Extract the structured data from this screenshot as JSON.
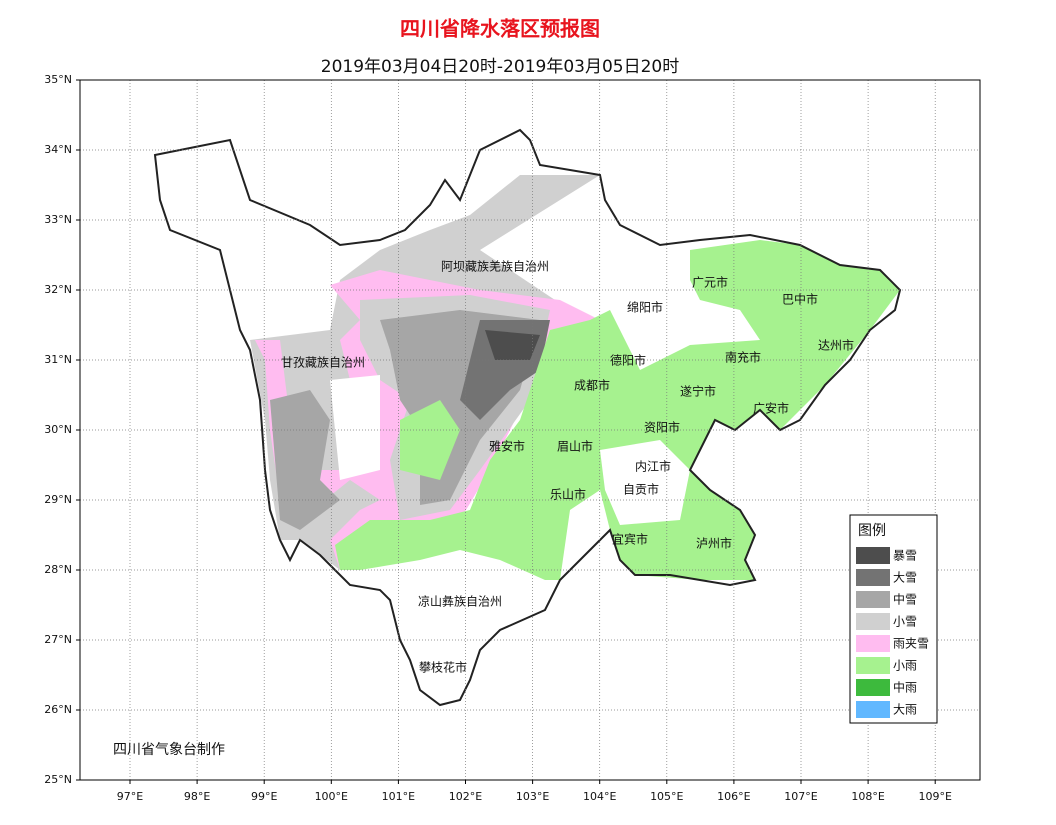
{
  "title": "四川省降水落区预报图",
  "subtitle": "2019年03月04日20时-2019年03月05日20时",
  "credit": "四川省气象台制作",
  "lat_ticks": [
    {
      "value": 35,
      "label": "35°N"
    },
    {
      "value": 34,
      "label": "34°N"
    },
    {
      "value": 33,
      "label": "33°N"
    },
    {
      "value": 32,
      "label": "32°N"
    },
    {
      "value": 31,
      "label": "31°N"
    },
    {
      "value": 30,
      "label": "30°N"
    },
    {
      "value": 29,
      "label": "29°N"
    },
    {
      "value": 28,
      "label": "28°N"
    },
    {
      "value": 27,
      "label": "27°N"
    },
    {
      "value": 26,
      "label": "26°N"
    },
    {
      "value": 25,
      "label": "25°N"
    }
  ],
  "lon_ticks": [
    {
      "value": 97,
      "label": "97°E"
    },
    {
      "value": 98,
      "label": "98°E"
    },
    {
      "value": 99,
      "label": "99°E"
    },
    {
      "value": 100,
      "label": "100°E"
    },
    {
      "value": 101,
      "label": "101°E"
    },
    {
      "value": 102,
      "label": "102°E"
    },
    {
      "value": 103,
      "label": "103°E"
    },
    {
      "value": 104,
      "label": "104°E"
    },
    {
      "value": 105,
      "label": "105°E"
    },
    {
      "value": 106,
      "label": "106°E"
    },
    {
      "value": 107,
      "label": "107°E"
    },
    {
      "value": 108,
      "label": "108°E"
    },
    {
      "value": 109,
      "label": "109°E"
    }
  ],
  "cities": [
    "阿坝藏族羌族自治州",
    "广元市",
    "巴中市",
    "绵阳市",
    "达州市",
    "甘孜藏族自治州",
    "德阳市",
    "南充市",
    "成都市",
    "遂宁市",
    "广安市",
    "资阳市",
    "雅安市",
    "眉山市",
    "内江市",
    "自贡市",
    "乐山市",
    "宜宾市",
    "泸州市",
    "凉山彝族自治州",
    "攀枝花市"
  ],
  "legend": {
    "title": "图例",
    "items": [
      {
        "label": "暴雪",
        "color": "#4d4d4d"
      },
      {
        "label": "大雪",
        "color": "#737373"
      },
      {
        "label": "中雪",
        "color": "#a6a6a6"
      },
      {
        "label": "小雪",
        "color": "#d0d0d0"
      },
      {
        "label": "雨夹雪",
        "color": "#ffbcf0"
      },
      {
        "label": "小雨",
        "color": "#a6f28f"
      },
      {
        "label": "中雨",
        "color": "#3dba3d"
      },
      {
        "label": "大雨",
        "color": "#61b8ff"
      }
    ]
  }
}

> Requirements
Print each record exactly as it stands, leaving the images out.

> Reply
Extract the structured data from this screenshot as JSON.
{
  "title": "四川省降水落区预报图",
  "subtitle": "2019年03月04日20时-2019年03月05日20时",
  "credit": "四川省气象台制作",
  "lat_ticks": [
    {
      "value": 35,
      "label": "35°N"
    },
    {
      "value": 34,
      "label": "34°N"
    },
    {
      "value": 33,
      "label": "33°N"
    },
    {
      "value": 32,
      "label": "32°N"
    },
    {
      "value": 31,
      "label": "31°N"
    },
    {
      "value": 30,
      "label": "30°N"
    },
    {
      "value": 29,
      "label": "29°N"
    },
    {
      "value": 28,
      "label": "28°N"
    },
    {
      "value": 27,
      "label": "27°N"
    },
    {
      "value": 26,
      "label": "26°N"
    },
    {
      "value": 25,
      "label": "25°N"
    }
  ],
  "lon_ticks": [
    {
      "value": 97,
      "label": "97°E"
    },
    {
      "value": 98,
      "label": "98°E"
    },
    {
      "value": 99,
      "label": "99°E"
    },
    {
      "value": 100,
      "label": "100°E"
    },
    {
      "value": 101,
      "label": "101°E"
    },
    {
      "value": 102,
      "label": "102°E"
    },
    {
      "value": 103,
      "label": "103°E"
    },
    {
      "value": 104,
      "label": "104°E"
    },
    {
      "value": 105,
      "label": "105°E"
    },
    {
      "value": 106,
      "label": "106°E"
    },
    {
      "value": 107,
      "label": "107°E"
    },
    {
      "value": 108,
      "label": "108°E"
    },
    {
      "value": 109,
      "label": "109°E"
    }
  ],
  "cities": [
    "阿坝藏族羌族自治州",
    "广元市",
    "巴中市",
    "绵阳市",
    "达州市",
    "甘孜藏族自治州",
    "德阳市",
    "南充市",
    "成都市",
    "遂宁市",
    "广安市",
    "资阳市",
    "雅安市",
    "眉山市",
    "内江市",
    "自贡市",
    "乐山市",
    "宜宾市",
    "泸州市",
    "凉山彝族自治州",
    "攀枝花市"
  ],
  "legend": {
    "title": "图例",
    "items": [
      {
        "label": "暴雪",
        "color": "#4d4d4d"
      },
      {
        "label": "大雪",
        "color": "#737373"
      },
      {
        "label": "中雪",
        "color": "#a6a6a6"
      },
      {
        "label": "小雪",
        "color": "#d0d0d0"
      },
      {
        "label": "雨夹雪",
        "color": "#ffbcf0"
      },
      {
        "label": "小雨",
        "color": "#a6f28f"
      },
      {
        "label": "中雨",
        "color": "#3dba3d"
      },
      {
        "label": "大雨",
        "color": "#61b8ff"
      }
    ]
  }
}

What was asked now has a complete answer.